[Chart and figure data]
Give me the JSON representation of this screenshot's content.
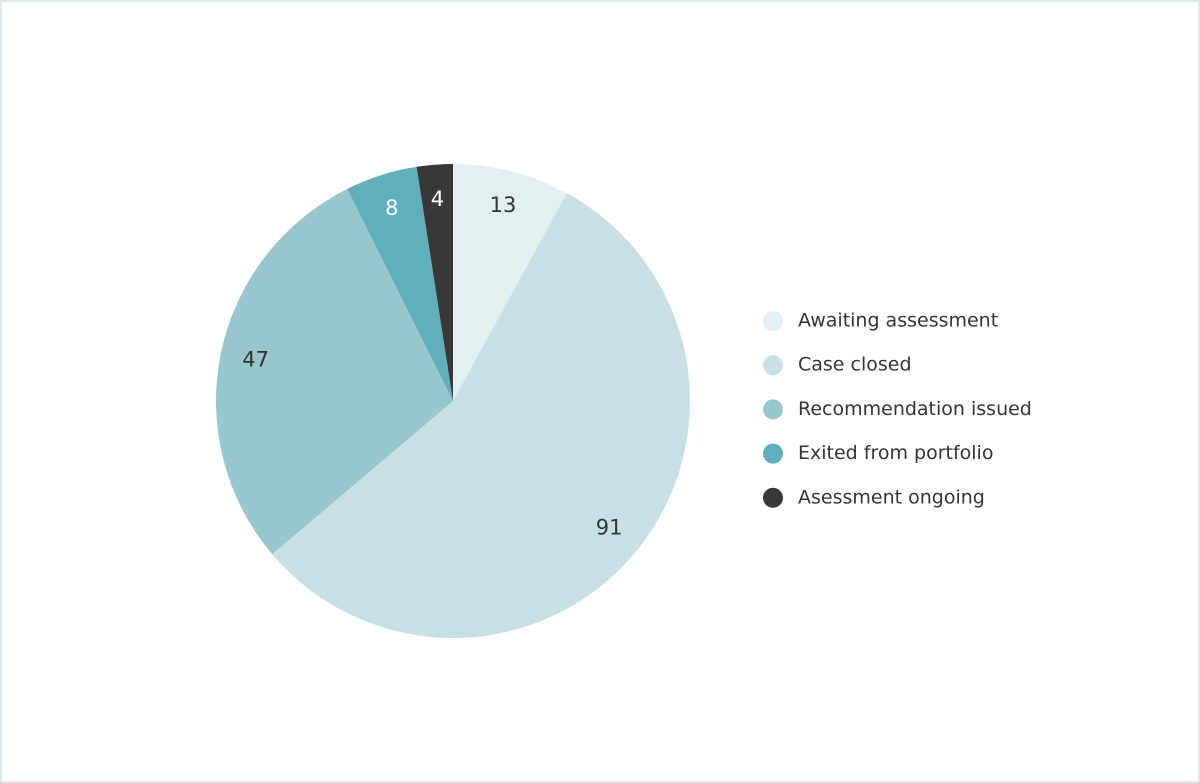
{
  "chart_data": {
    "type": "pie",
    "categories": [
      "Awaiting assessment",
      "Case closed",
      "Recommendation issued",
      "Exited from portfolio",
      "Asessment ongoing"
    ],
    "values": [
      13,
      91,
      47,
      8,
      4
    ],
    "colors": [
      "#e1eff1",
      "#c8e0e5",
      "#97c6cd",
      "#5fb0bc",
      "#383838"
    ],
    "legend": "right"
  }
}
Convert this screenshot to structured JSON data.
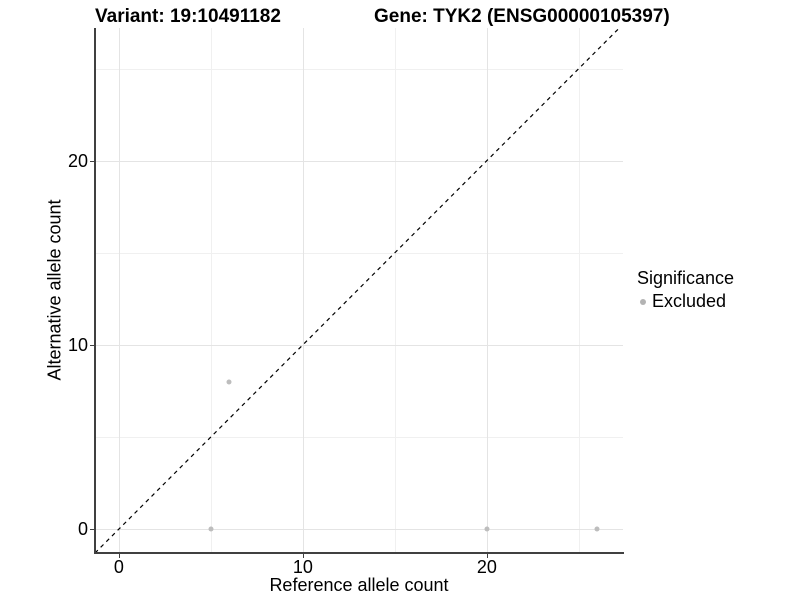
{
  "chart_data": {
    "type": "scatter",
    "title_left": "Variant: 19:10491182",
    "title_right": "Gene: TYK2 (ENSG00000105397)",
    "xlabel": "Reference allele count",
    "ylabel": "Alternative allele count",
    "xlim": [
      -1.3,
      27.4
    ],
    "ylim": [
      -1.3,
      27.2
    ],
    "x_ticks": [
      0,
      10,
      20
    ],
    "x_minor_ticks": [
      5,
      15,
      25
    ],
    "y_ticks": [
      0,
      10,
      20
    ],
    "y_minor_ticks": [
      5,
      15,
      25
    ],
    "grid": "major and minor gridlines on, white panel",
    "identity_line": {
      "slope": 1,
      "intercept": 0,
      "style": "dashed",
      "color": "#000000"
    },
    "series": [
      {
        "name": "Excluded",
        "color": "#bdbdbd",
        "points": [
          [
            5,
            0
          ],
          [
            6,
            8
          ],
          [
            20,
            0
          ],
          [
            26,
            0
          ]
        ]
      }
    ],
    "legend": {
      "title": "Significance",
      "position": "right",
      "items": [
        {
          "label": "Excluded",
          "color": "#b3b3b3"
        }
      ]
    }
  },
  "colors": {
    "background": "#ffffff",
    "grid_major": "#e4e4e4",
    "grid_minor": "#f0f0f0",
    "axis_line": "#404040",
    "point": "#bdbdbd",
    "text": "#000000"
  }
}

§ Task description:
The records above must be printed exactly; the pictures stay out.

§ Worked answer:
Give me the JSON representation of this screenshot's content.
{
  "chart_data": {
    "type": "pie",
    "categories": [
      "Awaiting assessment",
      "Case closed",
      "Recommendation issued",
      "Exited from portfolio",
      "Asessment ongoing"
    ],
    "values": [
      13,
      91,
      47,
      8,
      4
    ],
    "colors": [
      "#e1eff1",
      "#c8e0e5",
      "#97c6cd",
      "#5fb0bc",
      "#383838"
    ],
    "legend": "right"
  }
}
Convert this screenshot to structured JSON data.
{
  "chart_data": {
    "type": "scatter",
    "title_left": "Variant: 19:10491182",
    "title_right": "Gene: TYK2 (ENSG00000105397)",
    "xlabel": "Reference allele count",
    "ylabel": "Alternative allele count",
    "xlim": [
      -1.3,
      27.4
    ],
    "ylim": [
      -1.3,
      27.2
    ],
    "x_ticks": [
      0,
      10,
      20
    ],
    "x_minor_ticks": [
      5,
      15,
      25
    ],
    "y_ticks": [
      0,
      10,
      20
    ],
    "y_minor_ticks": [
      5,
      15,
      25
    ],
    "grid": "major and minor gridlines on, white panel",
    "identity_line": {
      "slope": 1,
      "intercept": 0,
      "style": "dashed",
      "color": "#000000"
    },
    "series": [
      {
        "name": "Excluded",
        "color": "#bdbdbd",
        "points": [
          [
            5,
            0
          ],
          [
            6,
            8
          ],
          [
            20,
            0
          ],
          [
            26,
            0
          ]
        ]
      }
    ],
    "legend": {
      "title": "Significance",
      "position": "right",
      "items": [
        {
          "label": "Excluded",
          "color": "#b3b3b3"
        }
      ]
    }
  },
  "colors": {
    "background": "#ffffff",
    "grid_major": "#e4e4e4",
    "grid_minor": "#f0f0f0",
    "axis_line": "#404040",
    "point": "#bdbdbd",
    "text": "#000000"
  }
}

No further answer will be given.